**STATED TASK:** Pictures stay out; everything else in the records below is copied exactly.

**DATASET CONTENT:**
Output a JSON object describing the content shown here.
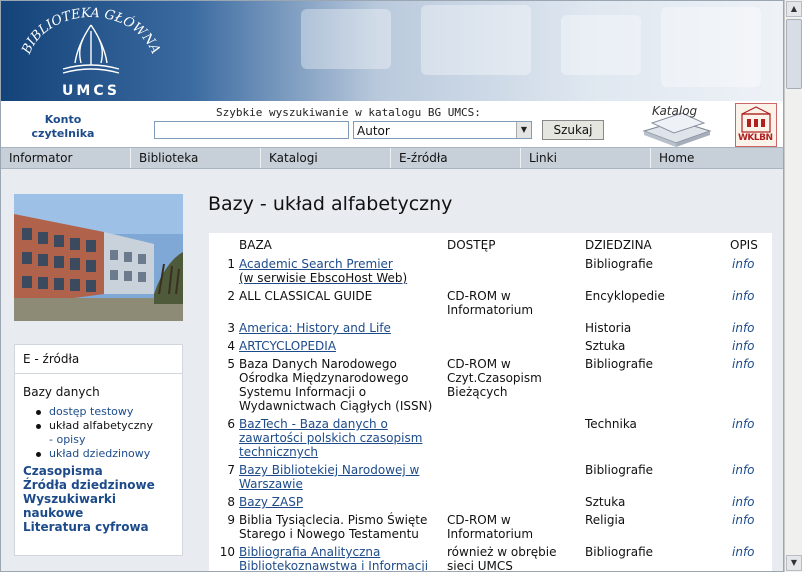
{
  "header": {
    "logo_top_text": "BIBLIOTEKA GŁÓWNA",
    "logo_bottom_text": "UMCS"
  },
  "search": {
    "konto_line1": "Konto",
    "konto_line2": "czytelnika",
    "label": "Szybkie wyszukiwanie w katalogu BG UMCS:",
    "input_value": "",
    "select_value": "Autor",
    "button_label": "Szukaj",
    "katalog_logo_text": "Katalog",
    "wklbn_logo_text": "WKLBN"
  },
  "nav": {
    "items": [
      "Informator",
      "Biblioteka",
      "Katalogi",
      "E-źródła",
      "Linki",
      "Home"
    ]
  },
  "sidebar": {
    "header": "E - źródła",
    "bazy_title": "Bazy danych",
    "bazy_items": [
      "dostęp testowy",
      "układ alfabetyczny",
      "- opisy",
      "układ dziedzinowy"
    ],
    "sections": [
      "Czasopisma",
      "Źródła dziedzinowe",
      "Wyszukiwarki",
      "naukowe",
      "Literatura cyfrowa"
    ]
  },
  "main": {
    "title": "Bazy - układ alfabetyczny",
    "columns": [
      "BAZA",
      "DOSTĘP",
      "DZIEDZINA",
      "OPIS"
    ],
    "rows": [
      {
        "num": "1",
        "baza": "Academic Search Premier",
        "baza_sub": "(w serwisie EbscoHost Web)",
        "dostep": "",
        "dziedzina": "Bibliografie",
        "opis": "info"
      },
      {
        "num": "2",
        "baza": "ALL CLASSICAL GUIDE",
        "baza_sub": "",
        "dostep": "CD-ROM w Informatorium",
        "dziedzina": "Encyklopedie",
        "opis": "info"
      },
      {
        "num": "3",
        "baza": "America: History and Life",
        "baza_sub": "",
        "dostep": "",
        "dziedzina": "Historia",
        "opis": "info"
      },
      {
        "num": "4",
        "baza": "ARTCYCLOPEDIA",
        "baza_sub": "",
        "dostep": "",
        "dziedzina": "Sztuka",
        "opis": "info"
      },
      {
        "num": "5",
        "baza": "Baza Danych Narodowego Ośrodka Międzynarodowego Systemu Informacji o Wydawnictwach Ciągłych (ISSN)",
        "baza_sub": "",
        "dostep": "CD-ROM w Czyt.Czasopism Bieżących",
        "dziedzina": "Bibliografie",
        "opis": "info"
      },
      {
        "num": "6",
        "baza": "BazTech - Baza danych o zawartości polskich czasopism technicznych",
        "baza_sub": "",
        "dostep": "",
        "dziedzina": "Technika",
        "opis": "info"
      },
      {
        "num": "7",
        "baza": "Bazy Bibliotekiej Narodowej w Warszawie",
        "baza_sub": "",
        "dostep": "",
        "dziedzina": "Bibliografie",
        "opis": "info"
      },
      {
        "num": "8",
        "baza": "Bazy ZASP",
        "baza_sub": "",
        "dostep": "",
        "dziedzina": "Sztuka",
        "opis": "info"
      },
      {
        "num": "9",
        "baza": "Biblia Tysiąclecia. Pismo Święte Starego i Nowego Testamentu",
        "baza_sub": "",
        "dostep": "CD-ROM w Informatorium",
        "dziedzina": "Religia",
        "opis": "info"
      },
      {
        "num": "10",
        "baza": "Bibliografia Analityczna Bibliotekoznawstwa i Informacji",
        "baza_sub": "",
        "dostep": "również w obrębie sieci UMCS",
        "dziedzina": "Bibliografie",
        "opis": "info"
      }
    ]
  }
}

**FINISHED EXERCISE:**
Output a JSON object describing the content shown here.
{
  "header": {
    "logo_top_text": "BIBLIOTEKA GŁÓWNA",
    "logo_bottom_text": "UMCS"
  },
  "search": {
    "konto_line1": "Konto",
    "konto_line2": "czytelnika",
    "label": "Szybkie wyszukiwanie w katalogu BG UMCS:",
    "input_value": "",
    "select_value": "Autor",
    "button_label": "Szukaj",
    "katalog_logo_text": "Katalog",
    "wklbn_logo_text": "WKLBN"
  },
  "nav": {
    "items": [
      "Informator",
      "Biblioteka",
      "Katalogi",
      "E-źródła",
      "Linki",
      "Home"
    ]
  },
  "sidebar": {
    "header": "E - źródła",
    "bazy_title": "Bazy danych",
    "bazy_items": [
      "dostęp testowy",
      "układ alfabetyczny",
      "- opisy",
      "układ dziedzinowy"
    ],
    "sections": [
      "Czasopisma",
      "Źródła dziedzinowe",
      "Wyszukiwarki",
      "naukowe",
      "Literatura cyfrowa"
    ]
  },
  "main": {
    "title": "Bazy - układ alfabetyczny",
    "columns": [
      "BAZA",
      "DOSTĘP",
      "DZIEDZINA",
      "OPIS"
    ],
    "rows": [
      {
        "num": "1",
        "baza": "Academic Search Premier",
        "baza_sub": "(w serwisie EbscoHost Web)",
        "dostep": "",
        "dziedzina": "Bibliografie",
        "opis": "info"
      },
      {
        "num": "2",
        "baza": "ALL CLASSICAL GUIDE",
        "baza_sub": "",
        "dostep": "CD-ROM w Informatorium",
        "dziedzina": "Encyklopedie",
        "opis": "info"
      },
      {
        "num": "3",
        "baza": "America: History and Life",
        "baza_sub": "",
        "dostep": "",
        "dziedzina": "Historia",
        "opis": "info"
      },
      {
        "num": "4",
        "baza": "ARTCYCLOPEDIA",
        "baza_sub": "",
        "dostep": "",
        "dziedzina": "Sztuka",
        "opis": "info"
      },
      {
        "num": "5",
        "baza": "Baza Danych Narodowego Ośrodka Międzynarodowego Systemu Informacji o Wydawnictwach Ciągłych (ISSN)",
        "baza_sub": "",
        "dostep": "CD-ROM w Czyt.Czasopism Bieżących",
        "dziedzina": "Bibliografie",
        "opis": "info"
      },
      {
        "num": "6",
        "baza": "BazTech - Baza danych o zawartości polskich czasopism technicznych",
        "baza_sub": "",
        "dostep": "",
        "dziedzina": "Technika",
        "opis": "info"
      },
      {
        "num": "7",
        "baza": "Bazy Bibliotekiej Narodowej w Warszawie",
        "baza_sub": "",
        "dostep": "",
        "dziedzina": "Bibliografie",
        "opis": "info"
      },
      {
        "num": "8",
        "baza": "Bazy ZASP",
        "baza_sub": "",
        "dostep": "",
        "dziedzina": "Sztuka",
        "opis": "info"
      },
      {
        "num": "9",
        "baza": "Biblia Tysiąclecia. Pismo Święte Starego i Nowego Testamentu",
        "baza_sub": "",
        "dostep": "CD-ROM w Informatorium",
        "dziedzina": "Religia",
        "opis": "info"
      },
      {
        "num": "10",
        "baza": "Bibliografia Analityczna Bibliotekoznawstwa i Informacji",
        "baza_sub": "",
        "dostep": "również w obrębie sieci UMCS",
        "dziedzina": "Bibliografie",
        "opis": "info"
      }
    ]
  }
}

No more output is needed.